━━ EXCERPTED DATA

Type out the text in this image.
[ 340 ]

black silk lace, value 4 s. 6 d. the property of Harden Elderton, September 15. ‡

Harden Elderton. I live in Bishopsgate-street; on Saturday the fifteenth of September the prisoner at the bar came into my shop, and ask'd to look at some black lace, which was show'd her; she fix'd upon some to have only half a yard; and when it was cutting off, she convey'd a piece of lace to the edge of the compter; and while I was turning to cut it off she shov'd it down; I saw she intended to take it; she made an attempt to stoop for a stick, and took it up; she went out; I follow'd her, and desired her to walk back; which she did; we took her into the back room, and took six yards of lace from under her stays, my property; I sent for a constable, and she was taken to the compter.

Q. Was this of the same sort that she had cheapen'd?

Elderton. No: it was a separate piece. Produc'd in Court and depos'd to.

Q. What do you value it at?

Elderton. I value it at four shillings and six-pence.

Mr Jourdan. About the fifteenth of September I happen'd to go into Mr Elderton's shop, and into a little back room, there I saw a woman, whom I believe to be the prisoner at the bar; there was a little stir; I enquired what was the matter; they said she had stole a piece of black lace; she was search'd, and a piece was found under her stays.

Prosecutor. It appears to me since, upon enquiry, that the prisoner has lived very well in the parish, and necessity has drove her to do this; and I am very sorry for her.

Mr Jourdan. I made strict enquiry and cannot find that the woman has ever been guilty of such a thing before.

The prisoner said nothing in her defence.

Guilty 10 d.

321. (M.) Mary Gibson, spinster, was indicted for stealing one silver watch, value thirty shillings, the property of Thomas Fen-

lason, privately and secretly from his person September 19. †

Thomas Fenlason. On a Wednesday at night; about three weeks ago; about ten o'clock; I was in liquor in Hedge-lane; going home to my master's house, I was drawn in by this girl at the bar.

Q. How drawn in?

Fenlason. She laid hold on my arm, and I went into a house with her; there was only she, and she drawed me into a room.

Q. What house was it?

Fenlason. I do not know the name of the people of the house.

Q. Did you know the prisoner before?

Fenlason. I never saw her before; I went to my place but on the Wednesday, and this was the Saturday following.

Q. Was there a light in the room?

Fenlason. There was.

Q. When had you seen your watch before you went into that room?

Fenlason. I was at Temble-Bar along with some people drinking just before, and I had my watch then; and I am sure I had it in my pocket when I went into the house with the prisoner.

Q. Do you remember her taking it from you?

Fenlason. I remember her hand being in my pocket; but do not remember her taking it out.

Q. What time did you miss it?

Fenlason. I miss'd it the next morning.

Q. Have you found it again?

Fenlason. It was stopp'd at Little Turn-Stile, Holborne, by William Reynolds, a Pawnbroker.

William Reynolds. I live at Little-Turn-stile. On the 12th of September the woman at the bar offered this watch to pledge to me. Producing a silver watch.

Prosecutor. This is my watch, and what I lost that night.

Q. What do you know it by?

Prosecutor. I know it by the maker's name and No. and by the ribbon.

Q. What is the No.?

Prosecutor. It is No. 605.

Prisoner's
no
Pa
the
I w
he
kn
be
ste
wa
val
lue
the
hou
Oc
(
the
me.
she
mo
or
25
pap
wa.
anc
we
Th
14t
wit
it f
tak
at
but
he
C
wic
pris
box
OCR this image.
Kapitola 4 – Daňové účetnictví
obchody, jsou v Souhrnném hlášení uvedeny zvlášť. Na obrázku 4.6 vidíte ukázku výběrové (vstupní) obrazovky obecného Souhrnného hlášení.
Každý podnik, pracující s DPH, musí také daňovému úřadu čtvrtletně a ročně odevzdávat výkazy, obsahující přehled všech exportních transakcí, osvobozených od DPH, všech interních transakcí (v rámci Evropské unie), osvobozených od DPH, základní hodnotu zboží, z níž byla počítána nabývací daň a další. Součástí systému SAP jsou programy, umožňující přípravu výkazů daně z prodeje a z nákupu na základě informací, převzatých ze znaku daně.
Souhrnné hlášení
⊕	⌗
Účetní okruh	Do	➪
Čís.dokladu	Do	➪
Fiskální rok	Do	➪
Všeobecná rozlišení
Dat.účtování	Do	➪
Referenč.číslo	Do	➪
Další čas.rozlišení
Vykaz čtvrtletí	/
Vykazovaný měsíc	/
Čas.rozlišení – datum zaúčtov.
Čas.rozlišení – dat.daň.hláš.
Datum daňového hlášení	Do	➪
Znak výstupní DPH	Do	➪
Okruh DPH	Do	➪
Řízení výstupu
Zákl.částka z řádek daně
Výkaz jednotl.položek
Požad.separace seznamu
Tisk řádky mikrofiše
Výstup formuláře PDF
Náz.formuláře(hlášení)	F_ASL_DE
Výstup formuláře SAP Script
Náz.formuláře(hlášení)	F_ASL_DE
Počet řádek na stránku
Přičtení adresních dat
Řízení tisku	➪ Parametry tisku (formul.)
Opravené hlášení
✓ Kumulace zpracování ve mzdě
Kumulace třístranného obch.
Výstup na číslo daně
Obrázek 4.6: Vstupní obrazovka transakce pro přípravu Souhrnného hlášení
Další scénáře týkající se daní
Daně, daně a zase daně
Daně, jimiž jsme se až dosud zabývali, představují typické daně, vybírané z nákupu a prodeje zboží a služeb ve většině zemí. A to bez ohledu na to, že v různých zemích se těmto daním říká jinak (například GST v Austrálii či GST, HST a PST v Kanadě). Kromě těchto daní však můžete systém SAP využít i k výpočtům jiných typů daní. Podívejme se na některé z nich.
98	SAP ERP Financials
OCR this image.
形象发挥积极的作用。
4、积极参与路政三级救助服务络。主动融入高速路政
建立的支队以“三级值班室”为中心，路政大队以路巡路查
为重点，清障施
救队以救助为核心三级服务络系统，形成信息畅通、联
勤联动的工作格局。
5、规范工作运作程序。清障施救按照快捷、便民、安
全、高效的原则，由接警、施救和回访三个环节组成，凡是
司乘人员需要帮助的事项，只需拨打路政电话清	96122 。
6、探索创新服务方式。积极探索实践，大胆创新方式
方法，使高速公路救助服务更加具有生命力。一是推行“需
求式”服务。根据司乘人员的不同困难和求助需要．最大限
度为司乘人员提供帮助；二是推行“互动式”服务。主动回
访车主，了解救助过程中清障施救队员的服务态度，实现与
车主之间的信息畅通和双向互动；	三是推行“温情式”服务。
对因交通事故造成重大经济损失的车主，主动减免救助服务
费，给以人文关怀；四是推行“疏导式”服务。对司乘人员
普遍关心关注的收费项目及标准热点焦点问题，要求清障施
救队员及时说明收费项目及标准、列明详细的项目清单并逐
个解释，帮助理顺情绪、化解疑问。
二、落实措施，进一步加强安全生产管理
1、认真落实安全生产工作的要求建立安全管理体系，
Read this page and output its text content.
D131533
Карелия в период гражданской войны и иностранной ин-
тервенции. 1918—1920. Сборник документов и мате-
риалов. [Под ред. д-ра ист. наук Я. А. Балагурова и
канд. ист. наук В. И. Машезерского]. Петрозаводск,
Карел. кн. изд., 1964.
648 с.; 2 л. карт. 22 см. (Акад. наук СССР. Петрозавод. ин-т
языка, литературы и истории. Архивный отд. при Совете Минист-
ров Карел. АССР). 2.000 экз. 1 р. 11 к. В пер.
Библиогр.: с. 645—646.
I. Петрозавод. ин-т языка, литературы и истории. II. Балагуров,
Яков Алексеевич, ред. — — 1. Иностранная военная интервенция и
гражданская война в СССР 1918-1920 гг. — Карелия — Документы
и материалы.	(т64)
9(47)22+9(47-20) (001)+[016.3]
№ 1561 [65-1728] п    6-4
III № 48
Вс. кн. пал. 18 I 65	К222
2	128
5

━━━━

Your task is to print the whole listing again exactly.

— THE ANSWER —
Type out the text in this image.
[ 340 ]

black silk lace, value 4 s. 6 d. the property of Harden Elderton, September 15. ‡

Harden Elderton. I live in Bishopsgate-street; on Saturday the fifteenth of September the prisoner at the bar came into my shop, and ask'd to look at some black lace, which was show'd her; she fix'd upon some to have only half a yard; and when it was cutting off, she convey'd a piece of lace to the edge of the compter; and while I was turning to cut it off she shov'd it down; I saw she intended to take it; she made an attempt to stoop for a stick, and took it up; she went out; I follow'd her, and desired her to walk back; which she did; we took her into the back room, and took six yards of lace from under her stays, my property; I sent for a constable, and she was taken to the compter.

Q. Was this of the same sort that she had cheapen'd?

Elderton. No: it was a separate piece. Produc'd in Court and depos'd to.

Q. What do you value it at?

Elderton. I value it at four shillings and six-pence.

Mr Jourdan. About the fifteenth of September I happen'd to go into Mr Elderton's shop, and into a little back room, there I saw a woman, whom I believe to be the prisoner at the bar; there was a little stir; I enquired what was the matter; they said she had stole a piece of black lace; she was search'd, and a piece was found under her stays.

Prosecutor. It appears to me since, upon enquiry, that the prisoner has lived very well in the parish, and necessity has drove her to do this; and I am very sorry for her.

Mr Jourdan. I made strict enquiry and cannot find that the woman has ever been guilty of such a thing before.

The prisoner said nothing in her defence.

Guilty 10 d.

321. (M.) Mary Gibson, spinster, was indicted for stealing one silver watch, value thirty shillings, the property of Thomas Fen-

lason, privately and secretly from his person September 19. †

Thomas Fenlason. On a Wednesday at night; about three weeks ago; about ten o'clock; I was in liquor in Hedge-lane; going home to my master's house, I was drawn in by this girl at the bar.

Q. How drawn in?

Fenlason. She laid hold on my arm, and I went into a house with her; there was only she, and she drawed me into a room.

Q. What house was it?

Fenlason. I do not know the name of the people of the house.

Q. Did you know the prisoner before?

Fenlason. I never saw her before; I went to my place but on the Wednesday, and this was the Saturday following.

Q. Was there a light in the room?

Fenlason. There was.

Q. When had you seen your watch before you went into that room?

Fenlason. I was at Temble-Bar along with some people drinking just before, and I had my watch then; and I am sure I had it in my pocket when I went into the house with the prisoner.

Q. Do you remember her taking it from you?

Fenlason. I remember her hand being in my pocket; but do not remember her taking it out.

Q. What time did you miss it?

Fenlason. I miss'd it the next morning.

Q. Have you found it again?

Fenlason. It was stopp'd at Little Turn-Stile, Holborne, by William Reynolds, a Pawnbroker.

William Reynolds. I live at Little-Turn-stile. On the 12th of September the woman at the bar offered this watch to pledge to me. Producing a silver watch.

Prosecutor. This is my watch, and what I lost that night.

Q. What do you know it by?

Prosecutor. I know it by the maker's name and No. and by the ribbon.

Q. What is the No.?

Prosecutor. It is No. 605.

Prisoner's
no
Pa
the
I w
he
kn
be
ste
wa
val
lue
the
hou
Oc
(
the
me.
she
mo
or
25
pap
wa.
anc
we
Th
14t
wit
it f
tak
at
but
he
C
wic
pris
box
OCR this image.
Kapitola 4 – Daňové účetnictví
obchody, jsou v Souhrnném hlášení uvedeny zvlášť. Na obrázku 4.6 vidíte ukázku výběrové (vstupní) obrazovky obecného Souhrnného hlášení.
Každý podnik, pracující s DPH, musí také daňovému úřadu čtvrtletně a ročně odevzdávat výkazy, obsahující přehled všech exportních transakcí, osvobozených od DPH, všech interních transakcí (v rámci Evropské unie), osvobozených od DPH, základní hodnotu zboží, z níž byla počítána nabývací daň a další. Součástí systému SAP jsou programy, umožňující přípravu výkazů daně z prodeje a z nákupu na základě informací, převzatých ze znaku daně.
Souhrnné hlášení
⊕	⌗
Účetní okruh	Do	➪
Čís.dokladu	Do	➪
Fiskální rok	Do	➪
Všeobecná rozlišení
Dat.účtování	Do	➪
Referenč.číslo	Do	➪
Další čas.rozlišení
Vykaz čtvrtletí	/
Vykazovaný měsíc	/
Čas.rozlišení – datum zaúčtov.
Čas.rozlišení – dat.daň.hláš.
Datum daňového hlášení	Do	➪
Znak výstupní DPH	Do	➪
Okruh DPH	Do	➪
Řízení výstupu
Zákl.částka z řádek daně
Výkaz jednotl.položek
Požad.separace seznamu
Tisk řádky mikrofiše
Výstup formuláře PDF
Náz.formuláře(hlášení)	F_ASL_DE
Výstup formuláře SAP Script
Náz.formuláře(hlášení)	F_ASL_DE
Počet řádek na stránku
Přičtení adresních dat
Řízení tisku	➪ Parametry tisku (formul.)
Opravené hlášení
✓ Kumulace zpracování ve mzdě
Kumulace třístranného obch.
Výstup na číslo daně
Obrázek 4.6: Vstupní obrazovka transakce pro přípravu Souhrnného hlášení
Další scénáře týkající se daní
Daně, daně a zase daně
Daně, jimiž jsme se až dosud zabývali, představují typické daně, vybírané z nákupu a prodeje zboží a služeb ve většině zemí. A to bez ohledu na to, že v různých zemích se těmto daním říká jinak (například GST v Austrálii či GST, HST a PST v Kanadě). Kromě těchto daní však můžete systém SAP využít i k výpočtům jiných typů daní. Podívejme se na některé z nich.
98	SAP ERP Financials
OCR this image.
形象发挥积极的作用。
4、积极参与路政三级救助服务络。主动融入高速路政
建立的支队以“三级值班室”为中心，路政大队以路巡路查
为重点，清障施
救队以救助为核心三级服务络系统，形成信息畅通、联
勤联动的工作格局。
5、规范工作运作程序。清障施救按照快捷、便民、安
全、高效的原则，由接警、施救和回访三个环节组成，凡是
司乘人员需要帮助的事项，只需拨打路政电话清	96122 。
6、探索创新服务方式。积极探索实践，大胆创新方式
方法，使高速公路救助服务更加具有生命力。一是推行“需
求式”服务。根据司乘人员的不同困难和求助需要．最大限
度为司乘人员提供帮助；二是推行“互动式”服务。主动回
访车主，了解救助过程中清障施救队员的服务态度，实现与
车主之间的信息畅通和双向互动；	三是推行“温情式”服务。
对因交通事故造成重大经济损失的车主，主动减免救助服务
费，给以人文关怀；四是推行“疏导式”服务。对司乘人员
普遍关心关注的收费项目及标准热点焦点问题，要求清障施
救队员及时说明收费项目及标准、列明详细的项目清单并逐
个解释，帮助理顺情绪、化解疑问。
二、落实措施，进一步加强安全生产管理
1、认真落实安全生产工作的要求建立安全管理体系，
Read this page and output its text content.
D131533
Карелия в период гражданской войны и иностранной ин-
тервенции. 1918—1920. Сборник документов и мате-
риалов. [Под ред. д-ра ист. наук Я. А. Балагурова и
канд. ист. наук В. И. Машезерского]. Петрозаводск,
Карел. кн. изд., 1964.
648 с.; 2 л. карт. 22 см. (Акад. наук СССР. Петрозавод. ин-т
языка, литературы и истории. Архивный отд. при Совете Минист-
ров Карел. АССР). 2.000 экз. 1 р. 11 к. В пер.
Библиогр.: с. 645—646.
I. Петрозавод. ин-т языка, литературы и истории. II. Балагуров,
Яков Алексеевич, ред. — — 1. Иностранная военная интервенция и
гражданская война в СССР 1918-1920 гг. — Карелия — Документы
и материалы.	(т64)
9(47)22+9(47-20) (001)+[016.3]
№ 1561 [65-1728] п    6-4
III № 48
Вс. кн. пал. 18 I 65	К222
2	128
5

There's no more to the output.